* Task to carry out
Give the listing again exactly, omitting its images.

* Source records

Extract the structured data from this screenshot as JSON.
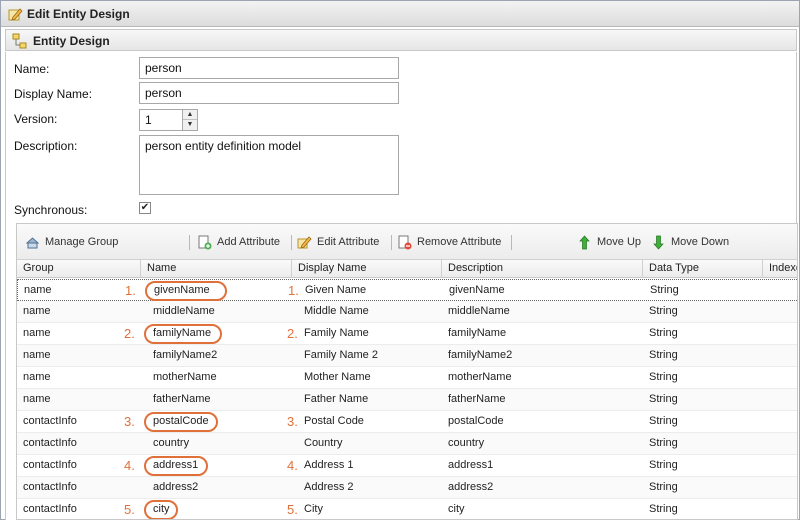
{
  "window": {
    "title": "Edit Entity Design"
  },
  "panel": {
    "title": "Entity Design"
  },
  "form": {
    "name_label": "Name:",
    "name_value": "person",
    "display_name_label": "Display Name:",
    "display_name_value": "person",
    "version_label": "Version:",
    "version_value": "1",
    "description_label": "Description:",
    "description_value": "person entity definition model",
    "synchronous_label": "Synchronous:",
    "synchronous_checked": true
  },
  "toolbar": {
    "manage_group": "Manage Group",
    "add_attribute": "Add Attribute",
    "edit_attribute": "Edit Attribute",
    "remove_attribute": "Remove Attribute",
    "move_up": "Move Up",
    "move_down": "Move Down"
  },
  "columns": [
    "Group",
    "Name",
    "Display Name",
    "Description",
    "Data Type",
    "Indexe"
  ],
  "rows": [
    {
      "group": "name",
      "name": "givenName",
      "display": "Given Name",
      "description": "givenName",
      "type": "String",
      "anno": "1."
    },
    {
      "group": "name",
      "name": "middleName",
      "display": "Middle Name",
      "description": "middleName",
      "type": "String",
      "anno": ""
    },
    {
      "group": "name",
      "name": "familyName",
      "display": "Family Name",
      "description": "familyName",
      "type": "String",
      "anno": "2."
    },
    {
      "group": "name",
      "name": "familyName2",
      "display": "Family Name 2",
      "description": "familyName2",
      "type": "String",
      "anno": ""
    },
    {
      "group": "name",
      "name": "motherName",
      "display": "Mother Name",
      "description": "motherName",
      "type": "String",
      "anno": ""
    },
    {
      "group": "name",
      "name": "fatherName",
      "display": "Father Name",
      "description": "fatherName",
      "type": "String",
      "anno": ""
    },
    {
      "group": "contactInfo",
      "name": "postalCode",
      "display": "Postal Code",
      "description": "postalCode",
      "type": "String",
      "anno": "3."
    },
    {
      "group": "contactInfo",
      "name": "country",
      "display": "Country",
      "description": "country",
      "type": "String",
      "anno": ""
    },
    {
      "group": "contactInfo",
      "name": "address1",
      "display": "Address 1",
      "description": "address1",
      "type": "String",
      "anno": "4."
    },
    {
      "group": "contactInfo",
      "name": "address2",
      "display": "Address 2",
      "description": "address2",
      "type": "String",
      "anno": ""
    },
    {
      "group": "contactInfo",
      "name": "city",
      "display": "City",
      "description": "city",
      "type": "String",
      "anno": "5."
    }
  ],
  "colors": {
    "annotation": "#e0703a"
  }
}
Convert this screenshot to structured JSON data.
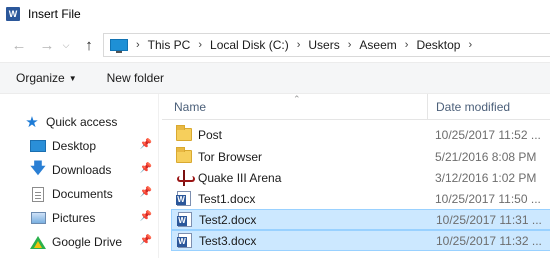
{
  "window": {
    "title": "Insert File",
    "app_icon_letter": "W"
  },
  "nav": {
    "back_icon": "back-arrow-icon",
    "forward_icon": "forward-arrow-icon",
    "recent_icon": "chevron-down-icon",
    "up_icon": "up-arrow-icon",
    "breadcrumb": [
      "This PC",
      "Local Disk (C:)",
      "Users",
      "Aseem",
      "Desktop"
    ]
  },
  "toolbar": {
    "organize_label": "Organize",
    "new_folder_label": "New folder"
  },
  "sidebar": {
    "quick_access_label": "Quick access",
    "items": [
      {
        "label": "Desktop",
        "icon": "desktop-icon",
        "pinned": true
      },
      {
        "label": "Downloads",
        "icon": "downloads-icon",
        "pinned": true
      },
      {
        "label": "Documents",
        "icon": "documents-icon",
        "pinned": true
      },
      {
        "label": "Pictures",
        "icon": "pictures-icon",
        "pinned": true
      },
      {
        "label": "Google Drive",
        "icon": "google-drive-icon",
        "pinned": true
      }
    ]
  },
  "filelist": {
    "columns": {
      "name": "Name",
      "date_modified": "Date modified"
    },
    "files": [
      {
        "name": "Post",
        "date": "10/25/2017 11:52 ...",
        "type": "folder",
        "selected": false
      },
      {
        "name": "Tor Browser",
        "date": "5/21/2016 8:08 PM",
        "type": "folder",
        "selected": false
      },
      {
        "name": "Quake III Arena",
        "date": "3/12/2016 1:02 PM",
        "type": "shortcut",
        "selected": false
      },
      {
        "name": "Test1.docx",
        "date": "10/25/2017 11:50 ...",
        "type": "word",
        "selected": false
      },
      {
        "name": "Test2.docx",
        "date": "10/25/2017 11:31 ...",
        "type": "word",
        "selected": true
      },
      {
        "name": "Test3.docx",
        "date": "10/25/2017 11:32 ...",
        "type": "word",
        "selected": true
      }
    ]
  },
  "colors": {
    "selection_bg": "#cce8ff",
    "selection_border": "#99d1ff",
    "header_text": "#4c607a",
    "date_text": "#6d6d6d"
  }
}
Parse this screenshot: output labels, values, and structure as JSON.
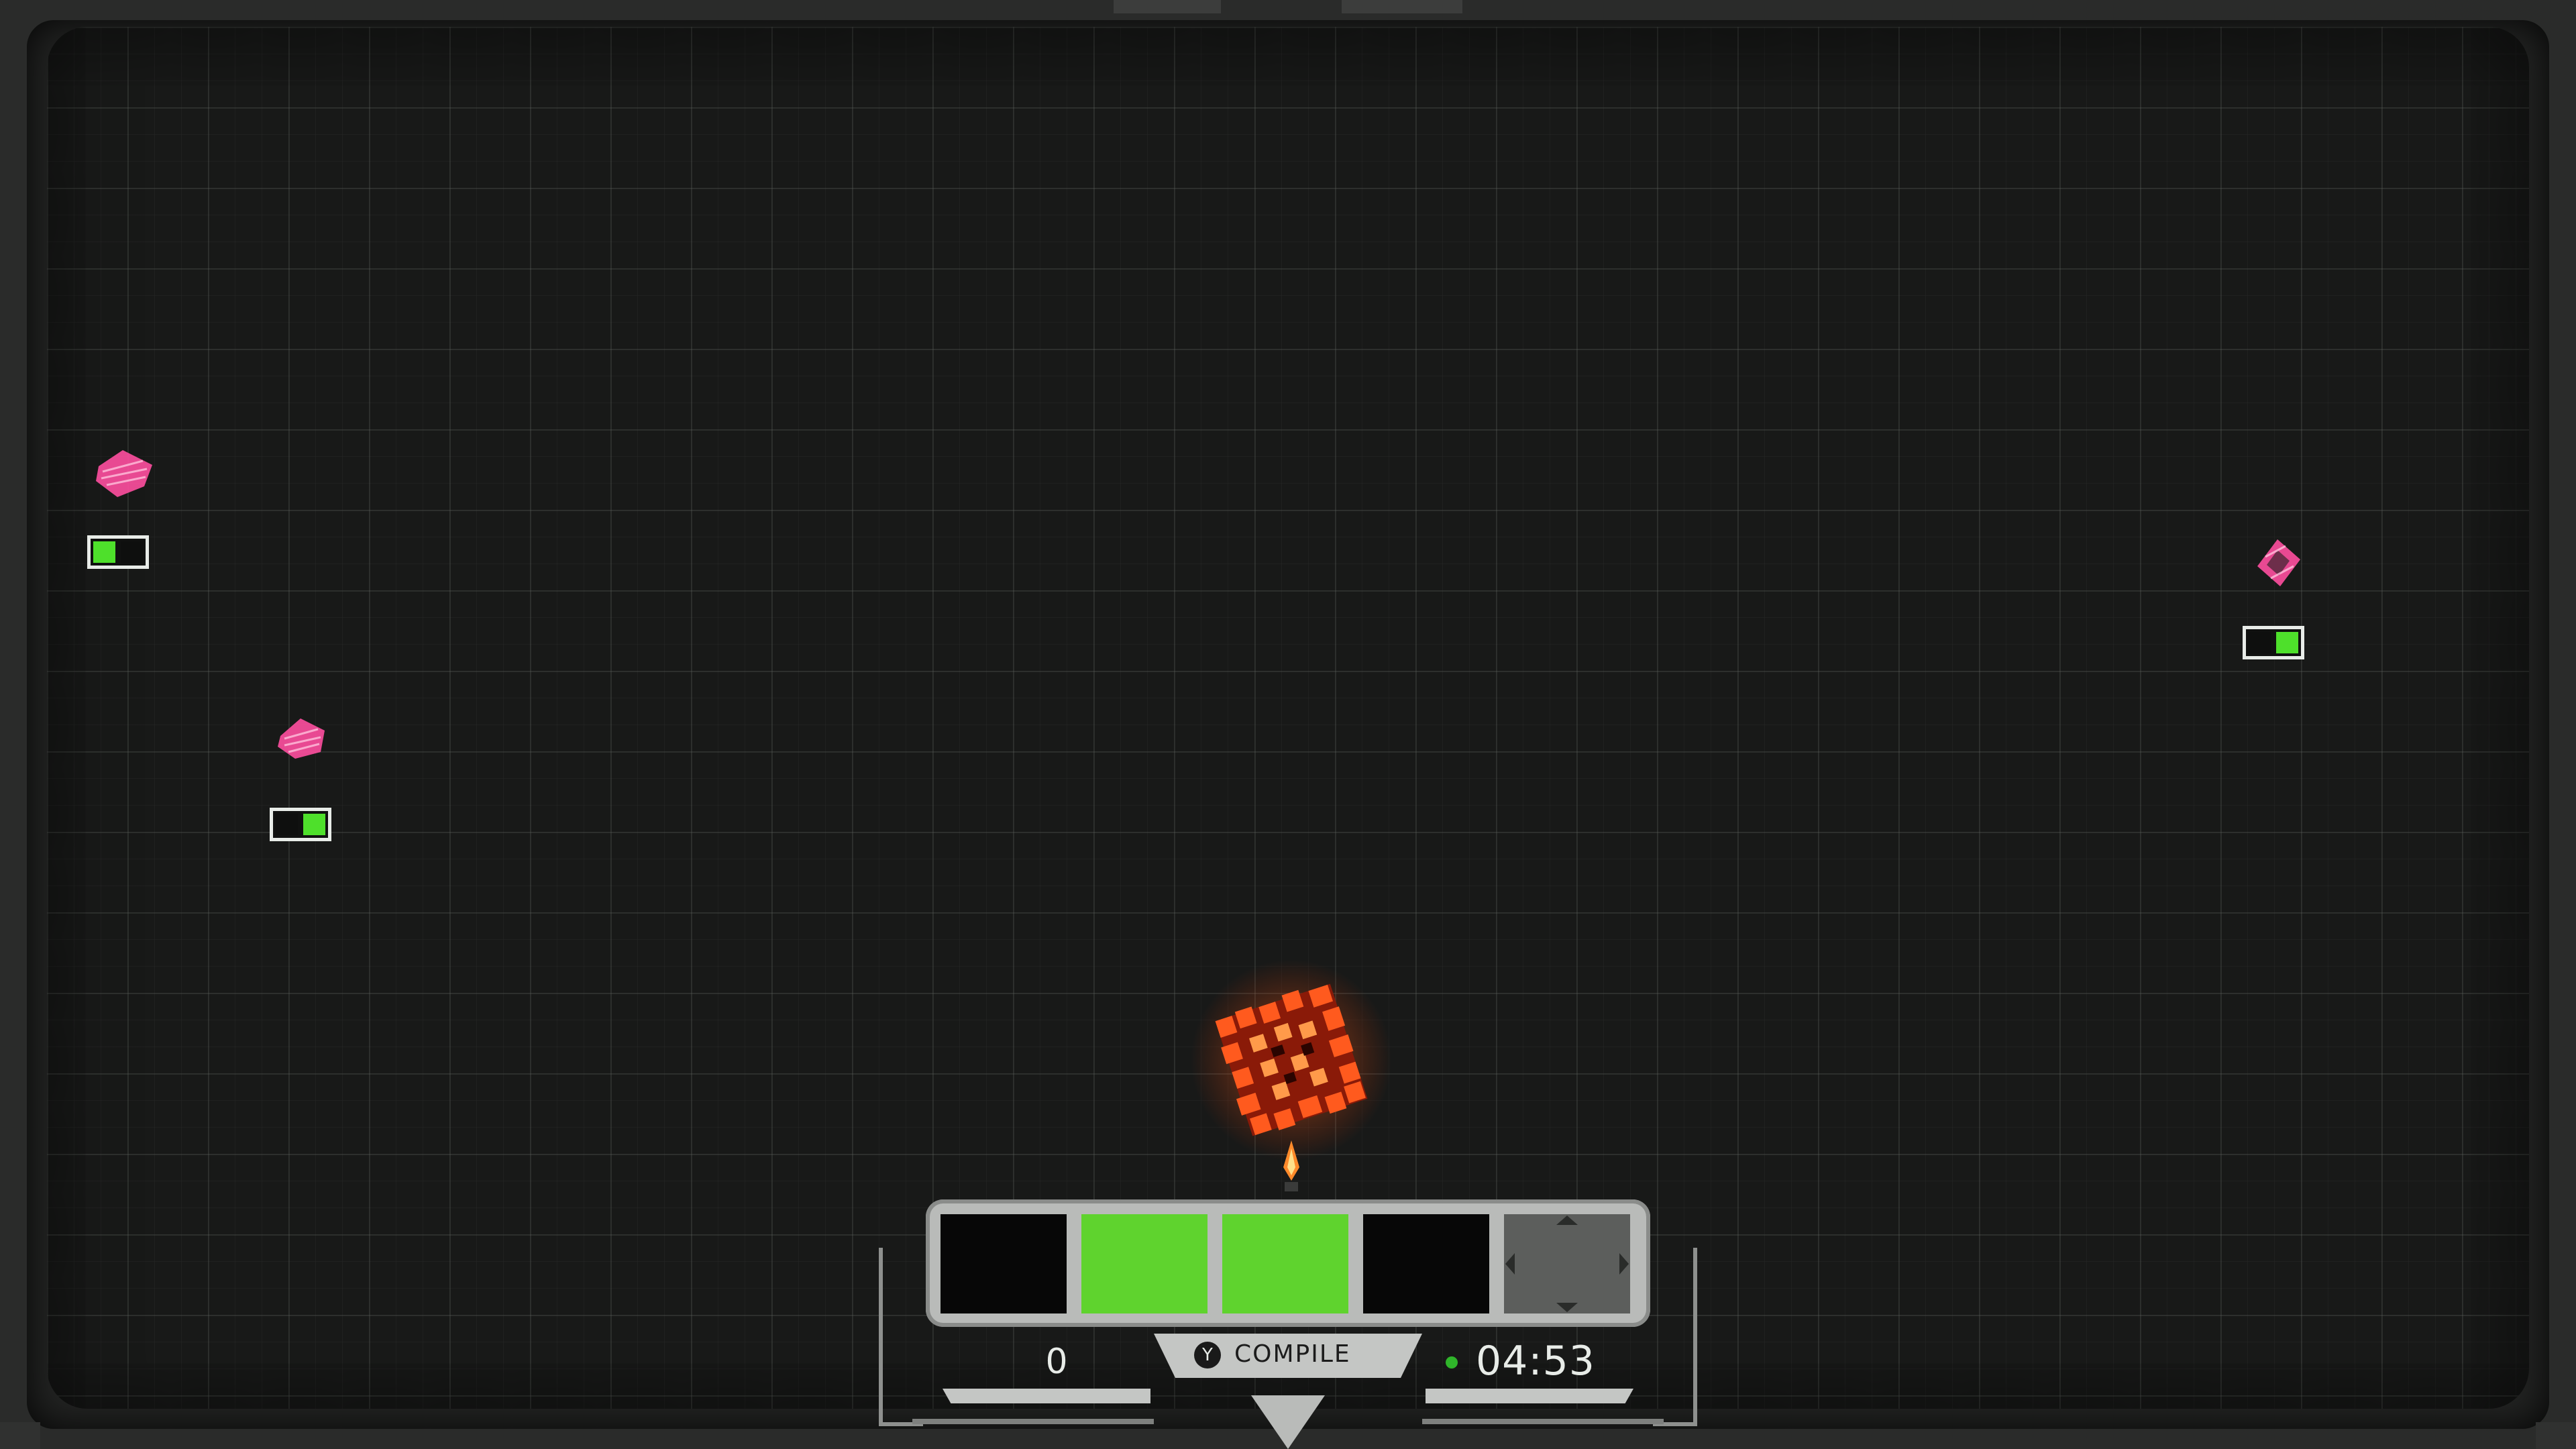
{
  "hud": {
    "score": "0",
    "compile_button_glyph": "Y",
    "compile_label": "COMPILE",
    "timer": "04:53",
    "slots": [
      {
        "state": "empty"
      },
      {
        "state": "filled"
      },
      {
        "state": "filled"
      },
      {
        "state": "empty"
      },
      {
        "state": "dpad",
        "icon": "dpad-icon"
      }
    ]
  },
  "enemies": [
    {
      "name": "enemy-1",
      "health_filled": 1,
      "health_total": 2
    },
    {
      "name": "enemy-2",
      "health_filled": 1,
      "health_total": 2
    },
    {
      "name": "enemy-3",
      "health_filled": 1,
      "health_total": 2
    }
  ],
  "colors": {
    "health_on": "#4ee02b",
    "slot_filled": "#5fd32e",
    "enemy": "#ff4fa0",
    "player": "#ff5a1e",
    "timer_dot": "#2fb52a"
  },
  "icons": [
    "player-cube-icon",
    "enemy-shard-icon",
    "dpad-icon",
    "y-button-icon",
    "status-dot-icon"
  ]
}
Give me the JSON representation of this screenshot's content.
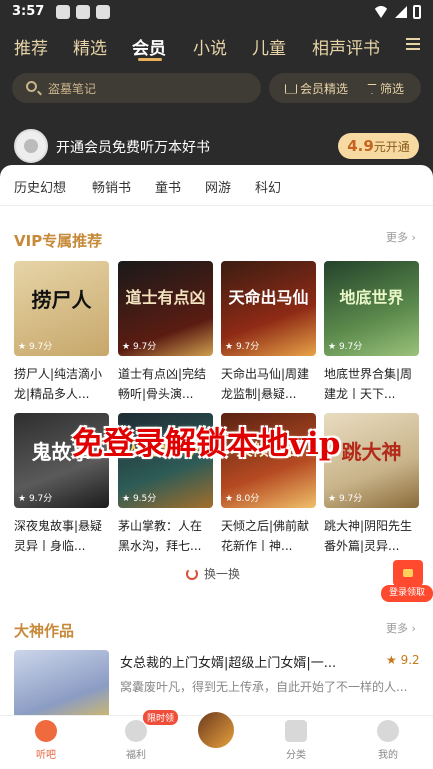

* Solved problem
Extract the structured data from this screenshot as JSON.
{
  "window": {
    "title": "Edit Entity Design"
  },
  "panel": {
    "title": "Entity Design"
  },
  "form": {
    "name_label": "Name:",
    "name_value": "person",
    "display_name_label": "Display Name:",
    "display_name_value": "person",
    "version_label": "Version:",
    "version_value": "1",
    "description_label": "Description:",
    "description_value": "person entity definition model",
    "synchronous_label": "Synchronous:",
    "synchronous_checked": true
  },
  "toolbar": {
    "manage_group": "Manage Group",
    "add_attribute": "Add Attribute",
    "edit_attribute": "Edit Attribute",
    "remove_attribute": "Remove Attribute",
    "move_up": "Move Up",
    "move_down": "Move Down"
  },
  "columns": [
    "Group",
    "Name",
    "Display Name",
    "Description",
    "Data Type",
    "Indexe"
  ],
  "rows": [
    {
      "group": "name",
      "name": "givenName",
      "display": "Given Name",
      "description": "givenName",
      "type": "String",
      "anno": "1."
    },
    {
      "group": "name",
      "name": "middleName",
      "display": "Middle Name",
      "description": "middleName",
      "type": "String",
      "anno": ""
    },
    {
      "group": "name",
      "name": "familyName",
      "display": "Family Name",
      "description": "familyName",
      "type": "String",
      "anno": "2."
    },
    {
      "group": "name",
      "name": "familyName2",
      "display": "Family Name 2",
      "description": "familyName2",
      "type": "String",
      "anno": ""
    },
    {
      "group": "name",
      "name": "motherName",
      "display": "Mother Name",
      "description": "motherName",
      "type": "String",
      "anno": ""
    },
    {
      "group": "name",
      "name": "fatherName",
      "display": "Father Name",
      "description": "fatherName",
      "type": "String",
      "anno": ""
    },
    {
      "group": "contactInfo",
      "name": "postalCode",
      "display": "Postal Code",
      "description": "postalCode",
      "type": "String",
      "anno": "3."
    },
    {
      "group": "contactInfo",
      "name": "country",
      "display": "Country",
      "description": "country",
      "type": "String",
      "anno": ""
    },
    {
      "group": "contactInfo",
      "name": "address1",
      "display": "Address 1",
      "description": "address1",
      "type": "String",
      "anno": "4."
    },
    {
      "group": "contactInfo",
      "name": "address2",
      "display": "Address 2",
      "description": "address2",
      "type": "String",
      "anno": ""
    },
    {
      "group": "contactInfo",
      "name": "city",
      "display": "City",
      "description": "city",
      "type": "String",
      "anno": "5."
    }
  ],
  "colors": {
    "annotation": "#e0703a"
  }
}
Convert this screenshot to structured JSON data.
{
  "window": {
    "title": "Insert File",
    "app_icon_letter": "W"
  },
  "nav": {
    "back_icon": "back-arrow-icon",
    "forward_icon": "forward-arrow-icon",
    "recent_icon": "chevron-down-icon",
    "up_icon": "up-arrow-icon",
    "breadcrumb": [
      "This PC",
      "Local Disk (C:)",
      "Users",
      "Aseem",
      "Desktop"
    ]
  },
  "toolbar": {
    "organize_label": "Organize",
    "new_folder_label": "New folder"
  },
  "sidebar": {
    "quick_access_label": "Quick access",
    "items": [
      {
        "label": "Desktop",
        "icon": "desktop-icon",
        "pinned": true
      },
      {
        "label": "Downloads",
        "icon": "downloads-icon",
        "pinned": true
      },
      {
        "label": "Documents",
        "icon": "documents-icon",
        "pinned": true
      },
      {
        "label": "Pictures",
        "icon": "pictures-icon",
        "pinned": true
      },
      {
        "label": "Google Drive",
        "icon": "google-drive-icon",
        "pinned": true
      }
    ]
  },
  "filelist": {
    "columns": {
      "name": "Name",
      "date_modified": "Date modified"
    },
    "files": [
      {
        "name": "Post",
        "date": "10/25/2017 11:52 ...",
        "type": "folder",
        "selected": false
      },
      {
        "name": "Tor Browser",
        "date": "5/21/2016 8:08 PM",
        "type": "folder",
        "selected": false
      },
      {
        "name": "Quake III Arena",
        "date": "3/12/2016 1:02 PM",
        "type": "shortcut",
        "selected": false
      },
      {
        "name": "Test1.docx",
        "date": "10/25/2017 11:50 ...",
        "type": "word",
        "selected": false
      },
      {
        "name": "Test2.docx",
        "date": "10/25/2017 11:31 ...",
        "type": "word",
        "selected": true
      },
      {
        "name": "Test3.docx",
        "date": "10/25/2017 11:32 ...",
        "type": "word",
        "selected": true
      }
    ]
  },
  "colors": {
    "selection_bg": "#cce8ff",
    "selection_border": "#99d1ff",
    "header_text": "#4c607a",
    "date_text": "#6d6d6d"
  }
}
Parse this screenshot: output labels, values, and structure as JSON.
{
  "hud": {
    "score": "0",
    "compile_button_glyph": "Y",
    "compile_label": "COMPILE",
    "timer": "04:53",
    "slots": [
      {
        "state": "empty"
      },
      {
        "state": "filled"
      },
      {
        "state": "filled"
      },
      {
        "state": "empty"
      },
      {
        "state": "dpad",
        "icon": "dpad-icon"
      }
    ]
  },
  "enemies": [
    {
      "name": "enemy-1",
      "health_filled": 1,
      "health_total": 2
    },
    {
      "name": "enemy-2",
      "health_filled": 1,
      "health_total": 2
    },
    {
      "name": "enemy-3",
      "health_filled": 1,
      "health_total": 2
    }
  ],
  "colors": {
    "health_on": "#4ee02b",
    "slot_filled": "#5fd32e",
    "enemy": "#ff4fa0",
    "player": "#ff5a1e",
    "timer_dot": "#2fb52a"
  },
  "icons": [
    "player-cube-icon",
    "enemy-shard-icon",
    "dpad-icon",
    "y-button-icon",
    "status-dot-icon"
  ]
}
Give me the JSON representation of this screenshot's content.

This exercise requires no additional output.